Dataset items

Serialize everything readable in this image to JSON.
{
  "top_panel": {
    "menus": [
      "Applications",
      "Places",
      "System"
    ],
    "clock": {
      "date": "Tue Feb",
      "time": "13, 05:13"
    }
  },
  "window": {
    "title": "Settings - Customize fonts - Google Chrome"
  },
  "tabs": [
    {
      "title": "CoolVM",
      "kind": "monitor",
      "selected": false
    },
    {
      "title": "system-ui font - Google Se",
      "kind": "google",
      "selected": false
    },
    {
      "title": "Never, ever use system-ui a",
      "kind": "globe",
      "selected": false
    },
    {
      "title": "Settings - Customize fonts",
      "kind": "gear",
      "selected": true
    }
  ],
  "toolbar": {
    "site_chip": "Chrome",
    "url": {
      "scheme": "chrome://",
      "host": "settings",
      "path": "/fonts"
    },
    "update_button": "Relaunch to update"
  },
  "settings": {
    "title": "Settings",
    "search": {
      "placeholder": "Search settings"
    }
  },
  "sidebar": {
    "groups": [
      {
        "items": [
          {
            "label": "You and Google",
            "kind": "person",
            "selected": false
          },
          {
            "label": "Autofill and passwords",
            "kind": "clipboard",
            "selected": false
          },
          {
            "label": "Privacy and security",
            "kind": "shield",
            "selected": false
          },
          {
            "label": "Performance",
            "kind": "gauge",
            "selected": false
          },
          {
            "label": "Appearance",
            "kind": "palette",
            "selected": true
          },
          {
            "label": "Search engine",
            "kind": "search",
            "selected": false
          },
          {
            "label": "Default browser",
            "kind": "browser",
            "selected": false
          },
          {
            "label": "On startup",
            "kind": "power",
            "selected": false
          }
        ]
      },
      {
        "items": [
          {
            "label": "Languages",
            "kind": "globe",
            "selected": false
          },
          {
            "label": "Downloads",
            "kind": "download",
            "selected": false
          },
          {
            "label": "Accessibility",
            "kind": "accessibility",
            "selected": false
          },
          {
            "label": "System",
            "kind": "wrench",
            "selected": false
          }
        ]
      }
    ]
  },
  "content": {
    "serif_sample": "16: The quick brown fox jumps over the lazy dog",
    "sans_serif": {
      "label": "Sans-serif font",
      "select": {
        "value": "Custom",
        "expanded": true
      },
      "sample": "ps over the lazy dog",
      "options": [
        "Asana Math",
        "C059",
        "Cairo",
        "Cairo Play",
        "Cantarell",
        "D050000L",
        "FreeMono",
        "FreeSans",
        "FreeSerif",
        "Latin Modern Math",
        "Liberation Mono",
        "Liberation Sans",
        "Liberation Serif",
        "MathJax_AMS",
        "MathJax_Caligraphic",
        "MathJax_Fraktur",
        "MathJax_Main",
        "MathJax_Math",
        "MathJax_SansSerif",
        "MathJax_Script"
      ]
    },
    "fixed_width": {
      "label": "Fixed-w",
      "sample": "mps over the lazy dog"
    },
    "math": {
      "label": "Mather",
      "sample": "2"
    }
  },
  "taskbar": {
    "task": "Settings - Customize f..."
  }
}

**Work to be completed:**
All of the entries should be written out again exactly.

**Problem solution:**
Serialize everything readable in this image to JSON.
{
  "top_panel": {
    "menus": [
      "Applications",
      "Places",
      "System"
    ],
    "clock": {
      "date": "Tue Feb",
      "time": "13, 05:13"
    }
  },
  "window": {
    "title": "Settings - Customize fonts - Google Chrome"
  },
  "tabs": [
    {
      "title": "CoolVM",
      "kind": "monitor",
      "selected": false
    },
    {
      "title": "system-ui font - Google Se",
      "kind": "google",
      "selected": false
    },
    {
      "title": "Never, ever use system-ui a",
      "kind": "globe",
      "selected": false
    },
    {
      "title": "Settings - Customize fonts",
      "kind": "gear",
      "selected": true
    }
  ],
  "toolbar": {
    "site_chip": "Chrome",
    "url": {
      "scheme": "chrome://",
      "host": "settings",
      "path": "/fonts"
    },
    "update_button": "Relaunch to update"
  },
  "settings": {
    "title": "Settings",
    "search": {
      "placeholder": "Search settings"
    }
  },
  "sidebar": {
    "groups": [
      {
        "items": [
          {
            "label": "You and Google",
            "kind": "person",
            "selected": false
          },
          {
            "label": "Autofill and passwords",
            "kind": "clipboard",
            "selected": false
          },
          {
            "label": "Privacy and security",
            "kind": "shield",
            "selected": false
          },
          {
            "label": "Performance",
            "kind": "gauge",
            "selected": false
          },
          {
            "label": "Appearance",
            "kind": "palette",
            "selected": true
          },
          {
            "label": "Search engine",
            "kind": "search",
            "selected": false
          },
          {
            "label": "Default browser",
            "kind": "browser",
            "selected": false
          },
          {
            "label": "On startup",
            "kind": "power",
            "selected": false
          }
        ]
      },
      {
        "items": [
          {
            "label": "Languages",
            "kind": "globe",
            "selected": false
          },
          {
            "label": "Downloads",
            "kind": "download",
            "selected": false
          },
          {
            "label": "Accessibility",
            "kind": "accessibility",
            "selected": false
          },
          {
            "label": "System",
            "kind": "wrench",
            "selected": false
          }
        ]
      }
    ]
  },
  "content": {
    "serif_sample": "16: The quick brown fox jumps over the lazy dog",
    "sans_serif": {
      "label": "Sans-serif font",
      "select": {
        "value": "Custom",
        "expanded": true
      },
      "sample": "ps over the lazy dog",
      "options": [
        "Asana Math",
        "C059",
        "Cairo",
        "Cairo Play",
        "Cantarell",
        "D050000L",
        "FreeMono",
        "FreeSans",
        "FreeSerif",
        "Latin Modern Math",
        "Liberation Mono",
        "Liberation Sans",
        "Liberation Serif",
        "MathJax_AMS",
        "MathJax_Caligraphic",
        "MathJax_Fraktur",
        "MathJax_Main",
        "MathJax_Math",
        "MathJax_SansSerif",
        "MathJax_Script"
      ]
    },
    "fixed_width": {
      "label": "Fixed-w",
      "sample": "mps over the lazy dog"
    },
    "math": {
      "label": "Mather",
      "sample": "2"
    }
  },
  "taskbar": {
    "task": "Settings - Customize f..."
  }
}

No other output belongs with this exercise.